■ Problem requirements ■
Reproduce the records below in their entirety, character for character.

■ Recorded information ■
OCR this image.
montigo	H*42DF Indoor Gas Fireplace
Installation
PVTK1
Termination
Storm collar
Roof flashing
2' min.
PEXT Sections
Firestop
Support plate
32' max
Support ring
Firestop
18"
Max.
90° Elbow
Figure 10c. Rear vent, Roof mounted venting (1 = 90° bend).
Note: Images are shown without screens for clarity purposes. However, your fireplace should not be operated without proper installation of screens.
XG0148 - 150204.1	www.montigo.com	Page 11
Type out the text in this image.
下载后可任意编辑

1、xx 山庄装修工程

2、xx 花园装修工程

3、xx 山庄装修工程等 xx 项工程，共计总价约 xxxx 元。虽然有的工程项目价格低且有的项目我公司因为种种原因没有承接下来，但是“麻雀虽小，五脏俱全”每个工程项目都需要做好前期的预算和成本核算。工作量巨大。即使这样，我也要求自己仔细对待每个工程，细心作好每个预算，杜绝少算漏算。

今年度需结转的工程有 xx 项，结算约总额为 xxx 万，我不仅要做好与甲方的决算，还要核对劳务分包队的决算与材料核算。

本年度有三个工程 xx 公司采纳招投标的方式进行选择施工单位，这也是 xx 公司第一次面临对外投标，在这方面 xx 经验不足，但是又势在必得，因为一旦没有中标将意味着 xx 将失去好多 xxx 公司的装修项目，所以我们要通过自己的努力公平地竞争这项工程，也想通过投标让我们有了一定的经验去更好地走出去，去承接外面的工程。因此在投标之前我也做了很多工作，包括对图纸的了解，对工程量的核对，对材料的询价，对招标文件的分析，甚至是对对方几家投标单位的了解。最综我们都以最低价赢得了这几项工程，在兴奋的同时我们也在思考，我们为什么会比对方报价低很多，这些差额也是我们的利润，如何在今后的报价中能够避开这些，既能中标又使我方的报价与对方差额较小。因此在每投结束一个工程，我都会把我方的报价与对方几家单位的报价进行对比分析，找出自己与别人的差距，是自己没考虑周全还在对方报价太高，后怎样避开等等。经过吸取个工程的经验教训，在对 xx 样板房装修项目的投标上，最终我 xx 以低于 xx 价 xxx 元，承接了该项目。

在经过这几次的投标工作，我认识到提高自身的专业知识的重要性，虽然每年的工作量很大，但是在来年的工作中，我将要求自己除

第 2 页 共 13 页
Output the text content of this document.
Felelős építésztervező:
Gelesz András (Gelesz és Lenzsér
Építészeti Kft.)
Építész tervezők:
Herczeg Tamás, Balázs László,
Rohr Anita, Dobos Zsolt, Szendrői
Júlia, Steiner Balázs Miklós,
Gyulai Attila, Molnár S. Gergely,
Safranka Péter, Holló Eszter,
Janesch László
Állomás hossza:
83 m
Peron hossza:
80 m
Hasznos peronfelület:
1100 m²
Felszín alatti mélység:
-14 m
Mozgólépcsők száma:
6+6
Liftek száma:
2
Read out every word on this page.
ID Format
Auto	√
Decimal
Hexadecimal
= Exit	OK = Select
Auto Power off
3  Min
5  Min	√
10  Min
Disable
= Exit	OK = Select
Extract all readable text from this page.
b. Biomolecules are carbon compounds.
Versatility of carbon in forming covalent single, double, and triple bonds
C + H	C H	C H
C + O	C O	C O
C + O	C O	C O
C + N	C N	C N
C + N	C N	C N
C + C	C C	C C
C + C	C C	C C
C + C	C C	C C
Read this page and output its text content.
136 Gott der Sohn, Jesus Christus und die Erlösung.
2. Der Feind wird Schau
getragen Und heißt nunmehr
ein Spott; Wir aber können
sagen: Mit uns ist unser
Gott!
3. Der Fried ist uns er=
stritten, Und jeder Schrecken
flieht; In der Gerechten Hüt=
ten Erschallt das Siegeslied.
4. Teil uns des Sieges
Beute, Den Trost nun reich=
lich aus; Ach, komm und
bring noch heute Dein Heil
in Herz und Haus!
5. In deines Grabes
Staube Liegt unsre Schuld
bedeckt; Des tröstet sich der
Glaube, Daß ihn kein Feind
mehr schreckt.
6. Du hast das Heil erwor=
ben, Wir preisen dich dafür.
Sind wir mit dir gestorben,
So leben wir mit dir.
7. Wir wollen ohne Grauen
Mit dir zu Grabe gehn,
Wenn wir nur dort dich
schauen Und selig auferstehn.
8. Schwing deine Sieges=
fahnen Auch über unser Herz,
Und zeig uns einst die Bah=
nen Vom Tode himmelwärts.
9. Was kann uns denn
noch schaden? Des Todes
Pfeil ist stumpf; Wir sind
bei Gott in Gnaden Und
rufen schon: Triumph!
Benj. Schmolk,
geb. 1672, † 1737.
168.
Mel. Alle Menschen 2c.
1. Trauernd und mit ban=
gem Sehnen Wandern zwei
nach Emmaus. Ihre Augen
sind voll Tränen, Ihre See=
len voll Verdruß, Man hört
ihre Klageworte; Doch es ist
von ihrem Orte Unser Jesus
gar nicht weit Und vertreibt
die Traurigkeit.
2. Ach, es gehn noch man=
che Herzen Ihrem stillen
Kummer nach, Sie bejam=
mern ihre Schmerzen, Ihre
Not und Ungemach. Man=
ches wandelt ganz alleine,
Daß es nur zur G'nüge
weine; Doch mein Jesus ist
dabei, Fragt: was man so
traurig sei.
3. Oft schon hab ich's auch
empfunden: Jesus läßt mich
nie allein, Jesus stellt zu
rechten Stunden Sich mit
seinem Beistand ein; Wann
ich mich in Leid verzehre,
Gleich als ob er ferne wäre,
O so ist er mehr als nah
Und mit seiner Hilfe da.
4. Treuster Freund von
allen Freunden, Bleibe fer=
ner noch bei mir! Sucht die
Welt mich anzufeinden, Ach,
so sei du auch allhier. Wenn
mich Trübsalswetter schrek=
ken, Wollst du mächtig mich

■ Result of the exercise ■
OCR this image.
montigo	H*42DF Indoor Gas Fireplace
Installation
PVTK1
Termination
Storm collar
Roof flashing
2' min.
PEXT Sections
Firestop
Support plate
32' max
Support ring
Firestop
18"
Max.
90° Elbow
Figure 10c. Rear vent, Roof mounted venting (1 = 90° bend).
Note: Images are shown without screens for clarity purposes. However, your fireplace should not be operated without proper installation of screens.
XG0148 - 150204.1	www.montigo.com	Page 11
Type out the text in this image.
下载后可任意编辑

1、xx 山庄装修工程

2、xx 花园装修工程

3、xx 山庄装修工程等 xx 项工程，共计总价约 xxxx 元。虽然有的工程项目价格低且有的项目我公司因为种种原因没有承接下来，但是“麻雀虽小，五脏俱全”每个工程项目都需要做好前期的预算和成本核算。工作量巨大。即使这样，我也要求自己仔细对待每个工程，细心作好每个预算，杜绝少算漏算。

今年度需结转的工程有 xx 项，结算约总额为 xxx 万，我不仅要做好与甲方的决算，还要核对劳务分包队的决算与材料核算。

本年度有三个工程 xx 公司采纳招投标的方式进行选择施工单位，这也是 xx 公司第一次面临对外投标，在这方面 xx 经验不足，但是又势在必得，因为一旦没有中标将意味着 xx 将失去好多 xxx 公司的装修项目，所以我们要通过自己的努力公平地竞争这项工程，也想通过投标让我们有了一定的经验去更好地走出去，去承接外面的工程。因此在投标之前我也做了很多工作，包括对图纸的了解，对工程量的核对，对材料的询价，对招标文件的分析，甚至是对对方几家投标单位的了解。最综我们都以最低价赢得了这几项工程，在兴奋的同时我们也在思考，我们为什么会比对方报价低很多，这些差额也是我们的利润，如何在今后的报价中能够避开这些，既能中标又使我方的报价与对方差额较小。因此在每投结束一个工程，我都会把我方的报价与对方几家单位的报价进行对比分析，找出自己与别人的差距，是自己没考虑周全还在对方报价太高，后怎样避开等等。经过吸取个工程的经验教训，在对 xx 样板房装修项目的投标上，最终我 xx 以低于 xx 价 xxx 元，承接了该项目。

在经过这几次的投标工作，我认识到提高自身的专业知识的重要性，虽然每年的工作量很大，但是在来年的工作中，我将要求自己除

第 2 页 共 13 页
Output the text content of this document.
Felelős építésztervező:
Gelesz András (Gelesz és Lenzsér
Építészeti Kft.)
Építész tervezők:
Herczeg Tamás, Balázs László,
Rohr Anita, Dobos Zsolt, Szendrői
Júlia, Steiner Balázs Miklós,
Gyulai Attila, Molnár S. Gergely,
Safranka Péter, Holló Eszter,
Janesch László
Állomás hossza:
83 m
Peron hossza:
80 m
Hasznos peronfelület:
1100 m²
Felszín alatti mélység:
-14 m
Mozgólépcsők száma:
6+6
Liftek száma:
2
Read out every word on this page.
ID Format
Auto	√
Decimal
Hexadecimal
= Exit	OK = Select
Auto Power off
3  Min
5  Min	√
10  Min
Disable
= Exit	OK = Select
Extract all readable text from this page.
b. Biomolecules are carbon compounds.
Versatility of carbon in forming covalent single, double, and triple bonds
C + H	C H	C H
C + O	C O	C O
C + O	C O	C O
C + N	C N	C N
C + N	C N	C N
C + C	C C	C C
C + C	C C	C C
C + C	C C	C C
Read this page and output its text content.
136 Gott der Sohn, Jesus Christus und die Erlösung.
2. Der Feind wird Schau
getragen Und heißt nunmehr
ein Spott; Wir aber können
sagen: Mit uns ist unser
Gott!
3. Der Fried ist uns er=
stritten, Und jeder Schrecken
flieht; In der Gerechten Hüt=
ten Erschallt das Siegeslied.
4. Teil uns des Sieges
Beute, Den Trost nun reich=
lich aus; Ach, komm und
bring noch heute Dein Heil
in Herz und Haus!
5. In deines Grabes
Staube Liegt unsre Schuld
bedeckt; Des tröstet sich der
Glaube, Daß ihn kein Feind
mehr schreckt.
6. Du hast das Heil erwor=
ben, Wir preisen dich dafür.
Sind wir mit dir gestorben,
So leben wir mit dir.
7. Wir wollen ohne Grauen
Mit dir zu Grabe gehn,
Wenn wir nur dort dich
schauen Und selig auferstehn.
8. Schwing deine Sieges=
fahnen Auch über unser Herz,
Und zeig uns einst die Bah=
nen Vom Tode himmelwärts.
9. Was kann uns denn
noch schaden? Des Todes
Pfeil ist stumpf; Wir sind
bei Gott in Gnaden Und
rufen schon: Triumph!
Benj. Schmolk,
geb. 1672, † 1737.
168.
Mel. Alle Menschen 2c.
1. Trauernd und mit ban=
gem Sehnen Wandern zwei
nach Emmaus. Ihre Augen
sind voll Tränen, Ihre See=
len voll Verdruß, Man hört
ihre Klageworte; Doch es ist
von ihrem Orte Unser Jesus
gar nicht weit Und vertreibt
die Traurigkeit.
2. Ach, es gehn noch man=
che Herzen Ihrem stillen
Kummer nach, Sie bejam=
mern ihre Schmerzen, Ihre
Not und Ungemach. Man=
ches wandelt ganz alleine,
Daß es nur zur G'nüge
weine; Doch mein Jesus ist
dabei, Fragt: was man so
traurig sei.
3. Oft schon hab ich's auch
empfunden: Jesus läßt mich
nie allein, Jesus stellt zu
rechten Stunden Sich mit
seinem Beistand ein; Wann
ich mich in Leid verzehre,
Gleich als ob er ferne wäre,
O so ist er mehr als nah
Und mit seiner Hilfe da.
4. Treuster Freund von
allen Freunden, Bleibe fer=
ner noch bei mir! Sucht die
Welt mich anzufeinden, Ach,
so sei du auch allhier. Wenn
mich Trübsalswetter schrek=
ken, Wollst du mächtig mich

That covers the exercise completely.